## WORK TO DO
Find and copy lines holding "Fermé".
# START OF MATERIALS PROVIDED
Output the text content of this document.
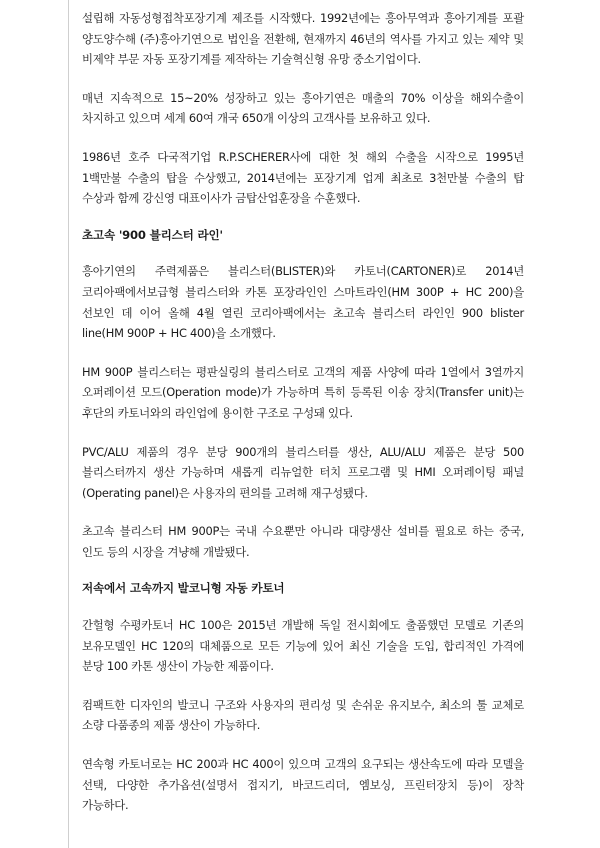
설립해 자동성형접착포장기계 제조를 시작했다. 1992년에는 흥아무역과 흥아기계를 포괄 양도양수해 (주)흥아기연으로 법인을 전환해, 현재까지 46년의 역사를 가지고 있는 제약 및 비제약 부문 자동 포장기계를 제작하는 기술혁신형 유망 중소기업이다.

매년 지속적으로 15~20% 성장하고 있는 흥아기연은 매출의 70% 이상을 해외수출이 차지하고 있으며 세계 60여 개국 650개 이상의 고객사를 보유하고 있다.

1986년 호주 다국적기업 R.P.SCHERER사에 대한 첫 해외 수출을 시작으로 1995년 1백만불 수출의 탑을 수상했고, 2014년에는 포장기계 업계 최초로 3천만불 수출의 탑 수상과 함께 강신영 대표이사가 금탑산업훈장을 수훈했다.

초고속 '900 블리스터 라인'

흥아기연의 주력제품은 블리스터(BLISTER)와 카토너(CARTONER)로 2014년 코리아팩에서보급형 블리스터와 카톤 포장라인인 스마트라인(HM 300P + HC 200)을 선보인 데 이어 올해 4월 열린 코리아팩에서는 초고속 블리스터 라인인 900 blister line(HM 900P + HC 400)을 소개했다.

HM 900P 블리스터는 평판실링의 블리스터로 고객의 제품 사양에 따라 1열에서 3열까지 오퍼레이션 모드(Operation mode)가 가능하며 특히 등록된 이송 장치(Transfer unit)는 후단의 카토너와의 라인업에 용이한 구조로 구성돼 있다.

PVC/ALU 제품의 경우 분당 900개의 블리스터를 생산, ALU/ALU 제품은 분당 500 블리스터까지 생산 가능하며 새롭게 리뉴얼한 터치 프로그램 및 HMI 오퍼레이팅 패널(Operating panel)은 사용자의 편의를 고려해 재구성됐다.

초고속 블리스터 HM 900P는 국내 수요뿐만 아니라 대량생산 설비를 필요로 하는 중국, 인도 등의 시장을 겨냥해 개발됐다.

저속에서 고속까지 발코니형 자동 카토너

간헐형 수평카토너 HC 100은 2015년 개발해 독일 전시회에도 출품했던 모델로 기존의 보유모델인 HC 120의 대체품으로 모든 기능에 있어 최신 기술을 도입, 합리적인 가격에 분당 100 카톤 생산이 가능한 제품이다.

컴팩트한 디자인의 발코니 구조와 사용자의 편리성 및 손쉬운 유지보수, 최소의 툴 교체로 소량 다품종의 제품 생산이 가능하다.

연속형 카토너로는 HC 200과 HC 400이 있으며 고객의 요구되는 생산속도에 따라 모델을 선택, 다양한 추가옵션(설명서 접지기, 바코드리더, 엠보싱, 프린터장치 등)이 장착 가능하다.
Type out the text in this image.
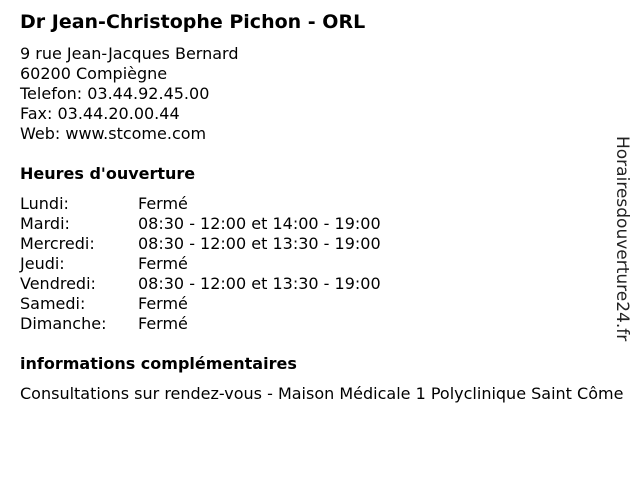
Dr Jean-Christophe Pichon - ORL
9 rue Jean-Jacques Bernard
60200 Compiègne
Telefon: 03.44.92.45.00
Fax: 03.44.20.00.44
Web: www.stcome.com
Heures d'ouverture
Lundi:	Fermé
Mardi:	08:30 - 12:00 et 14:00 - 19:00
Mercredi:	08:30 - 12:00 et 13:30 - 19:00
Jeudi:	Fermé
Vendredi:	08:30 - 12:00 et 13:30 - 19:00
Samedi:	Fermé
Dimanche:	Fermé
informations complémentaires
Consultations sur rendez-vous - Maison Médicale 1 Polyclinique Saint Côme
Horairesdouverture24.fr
# END OF MATERIALS PROVIDED
## RESPONSE FOR THIS EXERCISE
Lundi:	Fermé
Jeudi:	Fermé
Samedi:	Fermé
Dimanche:	Fermé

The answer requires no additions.